> Task:
Below are some entries; can you quote all of them exactly?

— begin —

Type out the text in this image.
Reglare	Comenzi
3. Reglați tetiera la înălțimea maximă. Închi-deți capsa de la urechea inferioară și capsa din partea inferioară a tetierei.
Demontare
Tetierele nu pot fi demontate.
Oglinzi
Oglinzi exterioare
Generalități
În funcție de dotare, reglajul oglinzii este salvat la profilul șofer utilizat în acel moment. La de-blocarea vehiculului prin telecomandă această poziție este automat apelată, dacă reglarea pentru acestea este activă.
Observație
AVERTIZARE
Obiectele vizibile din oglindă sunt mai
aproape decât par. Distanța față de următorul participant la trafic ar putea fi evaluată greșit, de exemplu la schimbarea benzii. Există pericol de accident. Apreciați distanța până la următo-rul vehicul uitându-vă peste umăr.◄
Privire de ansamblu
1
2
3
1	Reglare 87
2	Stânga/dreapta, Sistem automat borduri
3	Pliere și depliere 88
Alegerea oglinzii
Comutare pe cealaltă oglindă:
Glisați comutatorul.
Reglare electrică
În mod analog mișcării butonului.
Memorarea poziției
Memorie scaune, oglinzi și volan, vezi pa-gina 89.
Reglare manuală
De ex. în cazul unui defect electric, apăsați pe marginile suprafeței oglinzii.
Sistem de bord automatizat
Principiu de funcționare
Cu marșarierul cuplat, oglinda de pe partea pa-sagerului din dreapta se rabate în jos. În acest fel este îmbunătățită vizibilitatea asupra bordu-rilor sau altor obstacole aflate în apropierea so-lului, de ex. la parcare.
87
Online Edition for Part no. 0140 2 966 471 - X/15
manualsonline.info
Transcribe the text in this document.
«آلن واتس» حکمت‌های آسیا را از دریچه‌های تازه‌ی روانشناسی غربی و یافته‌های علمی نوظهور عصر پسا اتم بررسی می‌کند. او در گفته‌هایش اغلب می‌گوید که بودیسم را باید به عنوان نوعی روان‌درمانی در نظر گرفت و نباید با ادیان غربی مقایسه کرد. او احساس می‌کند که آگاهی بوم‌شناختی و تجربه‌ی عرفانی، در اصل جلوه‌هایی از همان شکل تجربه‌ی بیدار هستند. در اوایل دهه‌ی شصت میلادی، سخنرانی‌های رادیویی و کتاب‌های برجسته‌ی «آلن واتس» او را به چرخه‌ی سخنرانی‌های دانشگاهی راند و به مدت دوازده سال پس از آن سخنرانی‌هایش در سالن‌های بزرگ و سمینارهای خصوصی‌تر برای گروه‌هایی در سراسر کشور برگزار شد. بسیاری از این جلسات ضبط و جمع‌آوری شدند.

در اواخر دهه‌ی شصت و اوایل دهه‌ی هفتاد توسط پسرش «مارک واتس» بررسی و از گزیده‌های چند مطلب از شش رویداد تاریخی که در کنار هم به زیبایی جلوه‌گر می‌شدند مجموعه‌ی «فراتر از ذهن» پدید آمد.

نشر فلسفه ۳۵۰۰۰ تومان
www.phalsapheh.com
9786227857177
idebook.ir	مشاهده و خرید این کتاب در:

— end —

> Correct answer:
Type out the text in this image.
Reglare	Comenzi
3. Reglați tetiera la înălțimea maximă. Închi-deți capsa de la urechea inferioară și capsa din partea inferioară a tetierei.
Demontare
Tetierele nu pot fi demontate.
Oglinzi
Oglinzi exterioare
Generalități
În funcție de dotare, reglajul oglinzii este salvat la profilul șofer utilizat în acel moment. La de-blocarea vehiculului prin telecomandă această poziție este automat apelată, dacă reglarea pentru acestea este activă.
Observație
AVERTIZARE
Obiectele vizibile din oglindă sunt mai
aproape decât par. Distanța față de următorul participant la trafic ar putea fi evaluată greșit, de exemplu la schimbarea benzii. Există pericol de accident. Apreciați distanța până la următo-rul vehicul uitându-vă peste umăr.◄
Privire de ansamblu
1
2
3
1	Reglare 87
2	Stânga/dreapta, Sistem automat borduri
3	Pliere și depliere 88
Alegerea oglinzii
Comutare pe cealaltă oglindă:
Glisați comutatorul.
Reglare electrică
În mod analog mișcării butonului.
Memorarea poziției
Memorie scaune, oglinzi și volan, vezi pa-gina 89.
Reglare manuală
De ex. în cazul unui defect electric, apăsați pe marginile suprafeței oglinzii.
Sistem de bord automatizat
Principiu de funcționare
Cu marșarierul cuplat, oglinda de pe partea pa-sagerului din dreapta se rabate în jos. În acest fel este îmbunătățită vizibilitatea asupra bordu-rilor sau altor obstacole aflate în apropierea so-lului, de ex. la parcare.
87
Online Edition for Part no. 0140 2 966 471 - X/15
manualsonline.info
Transcribe the text in this document.
«آلن واتس» حکمت‌های آسیا را از دریچه‌های تازه‌ی روانشناسی غربی و یافته‌های علمی نوظهور عصر پسا اتم بررسی می‌کند. او در گفته‌هایش اغلب می‌گوید که بودیسم را باید به عنوان نوعی روان‌درمانی در نظر گرفت و نباید با ادیان غربی مقایسه کرد. او احساس می‌کند که آگاهی بوم‌شناختی و تجربه‌ی عرفانی، در اصل جلوه‌هایی از همان شکل تجربه‌ی بیدار هستند. در اوایل دهه‌ی شصت میلادی، سخنرانی‌های رادیویی و کتاب‌های برجسته‌ی «آلن واتس» او را به چرخه‌ی سخنرانی‌های دانشگاهی راند و به مدت دوازده سال پس از آن سخنرانی‌هایش در سالن‌های بزرگ و سمینارهای خصوصی‌تر برای گروه‌هایی در سراسر کشور برگزار شد. بسیاری از این جلسات ضبط و جمع‌آوری شدند.

در اواخر دهه‌ی شصت و اوایل دهه‌ی هفتاد توسط پسرش «مارک واتس» بررسی و از گزیده‌های چند مطلب از شش رویداد تاریخی که در کنار هم به زیبایی جلوه‌گر می‌شدند مجموعه‌ی «فراتر از ذهن» پدید آمد.

نشر فلسفه ۳۵۰۰۰ تومان
www.phalsapheh.com
9786227857177
idebook.ir	مشاهده و خرید این کتاب در:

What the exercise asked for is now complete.